(Excerpt from a dataset)
━━━
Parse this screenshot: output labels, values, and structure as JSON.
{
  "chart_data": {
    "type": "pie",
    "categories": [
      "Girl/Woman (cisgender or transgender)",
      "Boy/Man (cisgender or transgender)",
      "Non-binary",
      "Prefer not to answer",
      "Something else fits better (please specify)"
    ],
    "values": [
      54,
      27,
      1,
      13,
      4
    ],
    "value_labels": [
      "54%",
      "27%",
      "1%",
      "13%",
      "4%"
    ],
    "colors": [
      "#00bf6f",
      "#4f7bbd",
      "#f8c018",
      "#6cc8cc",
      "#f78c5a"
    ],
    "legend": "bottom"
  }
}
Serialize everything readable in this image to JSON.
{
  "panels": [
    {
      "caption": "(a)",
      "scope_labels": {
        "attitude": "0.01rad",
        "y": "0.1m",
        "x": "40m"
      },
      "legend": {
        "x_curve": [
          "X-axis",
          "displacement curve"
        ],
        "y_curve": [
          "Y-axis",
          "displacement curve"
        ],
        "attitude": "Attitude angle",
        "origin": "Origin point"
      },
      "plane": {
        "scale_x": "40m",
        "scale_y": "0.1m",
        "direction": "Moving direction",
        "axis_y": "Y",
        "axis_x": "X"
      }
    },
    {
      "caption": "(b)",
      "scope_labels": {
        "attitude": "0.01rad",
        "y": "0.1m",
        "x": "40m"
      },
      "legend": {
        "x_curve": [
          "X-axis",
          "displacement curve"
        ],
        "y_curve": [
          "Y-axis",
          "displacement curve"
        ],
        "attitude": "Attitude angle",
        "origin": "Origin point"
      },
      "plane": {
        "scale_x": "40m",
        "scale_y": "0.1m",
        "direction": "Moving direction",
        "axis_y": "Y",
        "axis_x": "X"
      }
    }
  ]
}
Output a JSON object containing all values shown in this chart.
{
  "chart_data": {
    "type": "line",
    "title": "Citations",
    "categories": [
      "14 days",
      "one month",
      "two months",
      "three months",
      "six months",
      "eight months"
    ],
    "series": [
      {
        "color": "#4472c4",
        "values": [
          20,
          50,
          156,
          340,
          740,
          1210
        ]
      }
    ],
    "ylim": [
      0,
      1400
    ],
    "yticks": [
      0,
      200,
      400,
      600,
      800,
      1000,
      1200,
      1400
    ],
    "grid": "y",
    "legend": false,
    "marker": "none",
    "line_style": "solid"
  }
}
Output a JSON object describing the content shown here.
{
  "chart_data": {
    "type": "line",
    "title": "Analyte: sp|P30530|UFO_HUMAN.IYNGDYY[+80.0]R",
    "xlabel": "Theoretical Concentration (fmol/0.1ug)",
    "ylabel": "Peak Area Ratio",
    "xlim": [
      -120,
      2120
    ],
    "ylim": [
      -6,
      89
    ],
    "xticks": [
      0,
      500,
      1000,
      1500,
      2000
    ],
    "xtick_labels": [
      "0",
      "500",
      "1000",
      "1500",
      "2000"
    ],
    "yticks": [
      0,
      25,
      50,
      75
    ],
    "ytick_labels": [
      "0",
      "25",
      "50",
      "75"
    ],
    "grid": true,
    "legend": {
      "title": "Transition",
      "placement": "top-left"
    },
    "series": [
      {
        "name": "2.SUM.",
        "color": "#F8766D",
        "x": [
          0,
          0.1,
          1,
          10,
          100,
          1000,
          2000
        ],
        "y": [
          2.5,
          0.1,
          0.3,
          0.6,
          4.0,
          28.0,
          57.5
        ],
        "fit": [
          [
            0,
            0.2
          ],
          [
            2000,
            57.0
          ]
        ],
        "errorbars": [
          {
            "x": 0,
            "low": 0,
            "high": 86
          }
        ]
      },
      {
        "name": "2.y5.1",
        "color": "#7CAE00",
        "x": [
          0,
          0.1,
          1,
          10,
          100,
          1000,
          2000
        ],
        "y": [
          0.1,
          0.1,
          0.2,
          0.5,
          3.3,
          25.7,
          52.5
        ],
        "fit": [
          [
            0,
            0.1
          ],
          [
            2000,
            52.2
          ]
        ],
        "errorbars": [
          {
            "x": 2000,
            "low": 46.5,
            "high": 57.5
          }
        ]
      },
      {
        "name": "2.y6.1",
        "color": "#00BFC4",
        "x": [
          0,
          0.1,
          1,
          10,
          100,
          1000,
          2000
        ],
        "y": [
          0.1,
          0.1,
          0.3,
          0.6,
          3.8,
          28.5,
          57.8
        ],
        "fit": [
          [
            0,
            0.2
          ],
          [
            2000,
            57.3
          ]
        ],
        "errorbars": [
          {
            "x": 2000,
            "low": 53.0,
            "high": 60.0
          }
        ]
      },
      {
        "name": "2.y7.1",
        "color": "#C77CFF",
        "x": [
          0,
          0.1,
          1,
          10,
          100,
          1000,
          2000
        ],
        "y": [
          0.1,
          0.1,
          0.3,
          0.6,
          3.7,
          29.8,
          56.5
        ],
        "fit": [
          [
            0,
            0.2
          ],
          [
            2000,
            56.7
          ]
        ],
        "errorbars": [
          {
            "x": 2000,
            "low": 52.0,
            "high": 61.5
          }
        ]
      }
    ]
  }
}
━━━
[Goal] Take the entries and copy them out exactly.

[Correct output]
Parse this screenshot: output labels, values, and structure as JSON.
{
  "chart_data": {
    "type": "pie",
    "categories": [
      "Girl/Woman (cisgender or transgender)",
      "Boy/Man (cisgender or transgender)",
      "Non-binary",
      "Prefer not to answer",
      "Something else fits better (please specify)"
    ],
    "values": [
      54,
      27,
      1,
      13,
      4
    ],
    "value_labels": [
      "54%",
      "27%",
      "1%",
      "13%",
      "4%"
    ],
    "colors": [
      "#00bf6f",
      "#4f7bbd",
      "#f8c018",
      "#6cc8cc",
      "#f78c5a"
    ],
    "legend": "bottom"
  }
}
Serialize everything readable in this image to JSON.
{
  "panels": [
    {
      "caption": "(a)",
      "scope_labels": {
        "attitude": "0.01rad",
        "y": "0.1m",
        "x": "40m"
      },
      "legend": {
        "x_curve": [
          "X-axis",
          "displacement curve"
        ],
        "y_curve": [
          "Y-axis",
          "displacement curve"
        ],
        "attitude": "Attitude angle",
        "origin": "Origin point"
      },
      "plane": {
        "scale_x": "40m",
        "scale_y": "0.1m",
        "direction": "Moving direction",
        "axis_y": "Y",
        "axis_x": "X"
      }
    },
    {
      "caption": "(b)",
      "scope_labels": {
        "attitude": "0.01rad",
        "y": "0.1m",
        "x": "40m"
      },
      "legend": {
        "x_curve": [
          "X-axis",
          "displacement curve"
        ],
        "y_curve": [
          "Y-axis",
          "displacement curve"
        ],
        "attitude": "Attitude angle",
        "origin": "Origin point"
      },
      "plane": {
        "scale_x": "40m",
        "scale_y": "0.1m",
        "direction": "Moving direction",
        "axis_y": "Y",
        "axis_x": "X"
      }
    }
  ]
}
Output a JSON object containing all values shown in this chart.
{
  "chart_data": {
    "type": "line",
    "title": "Citations",
    "categories": [
      "14 days",
      "one month",
      "two months",
      "three months",
      "six months",
      "eight months"
    ],
    "series": [
      {
        "color": "#4472c4",
        "values": [
          20,
          50,
          156,
          340,
          740,
          1210
        ]
      }
    ],
    "ylim": [
      0,
      1400
    ],
    "yticks": [
      0,
      200,
      400,
      600,
      800,
      1000,
      1200,
      1400
    ],
    "grid": "y",
    "legend": false,
    "marker": "none",
    "line_style": "solid"
  }
}
Output a JSON object describing the content shown here.
{
  "chart_data": {
    "type": "line",
    "title": "Analyte: sp|P30530|UFO_HUMAN.IYNGDYY[+80.0]R",
    "xlabel": "Theoretical Concentration (fmol/0.1ug)",
    "ylabel": "Peak Area Ratio",
    "xlim": [
      -120,
      2120
    ],
    "ylim": [
      -6,
      89
    ],
    "xticks": [
      0,
      500,
      1000,
      1500,
      2000
    ],
    "xtick_labels": [
      "0",
      "500",
      "1000",
      "1500",
      "2000"
    ],
    "yticks": [
      0,
      25,
      50,
      75
    ],
    "ytick_labels": [
      "0",
      "25",
      "50",
      "75"
    ],
    "grid": true,
    "legend": {
      "title": "Transition",
      "placement": "top-left"
    },
    "series": [
      {
        "name": "2.SUM.",
        "color": "#F8766D",
        "x": [
          0,
          0.1,
          1,
          10,
          100,
          1000,
          2000
        ],
        "y": [
          2.5,
          0.1,
          0.3,
          0.6,
          4.0,
          28.0,
          57.5
        ],
        "fit": [
          [
            0,
            0.2
          ],
          [
            2000,
            57.0
          ]
        ],
        "errorbars": [
          {
            "x": 0,
            "low": 0,
            "high": 86
          }
        ]
      },
      {
        "name": "2.y5.1",
        "color": "#7CAE00",
        "x": [
          0,
          0.1,
          1,
          10,
          100,
          1000,
          2000
        ],
        "y": [
          0.1,
          0.1,
          0.2,
          0.5,
          3.3,
          25.7,
          52.5
        ],
        "fit": [
          [
            0,
            0.1
          ],
          [
            2000,
            52.2
          ]
        ],
        "errorbars": [
          {
            "x": 2000,
            "low": 46.5,
            "high": 57.5
          }
        ]
      },
      {
        "name": "2.y6.1",
        "color": "#00BFC4",
        "x": [
          0,
          0.1,
          1,
          10,
          100,
          1000,
          2000
        ],
        "y": [
          0.1,
          0.1,
          0.3,
          0.6,
          3.8,
          28.5,
          57.8
        ],
        "fit": [
          [
            0,
            0.2
          ],
          [
            2000,
            57.3
          ]
        ],
        "errorbars": [
          {
            "x": 2000,
            "low": 53.0,
            "high": 60.0
          }
        ]
      },
      {
        "name": "2.y7.1",
        "color": "#C77CFF",
        "x": [
          0,
          0.1,
          1,
          10,
          100,
          1000,
          2000
        ],
        "y": [
          0.1,
          0.1,
          0.3,
          0.6,
          3.7,
          29.8,
          56.5
        ],
        "fit": [
          [
            0,
            0.2
          ],
          [
            2000,
            56.7
          ]
        ],
        "errorbars": [
          {
            "x": 2000,
            "low": 52.0,
            "high": 61.5
          }
        ]
      }
    ]
  }
}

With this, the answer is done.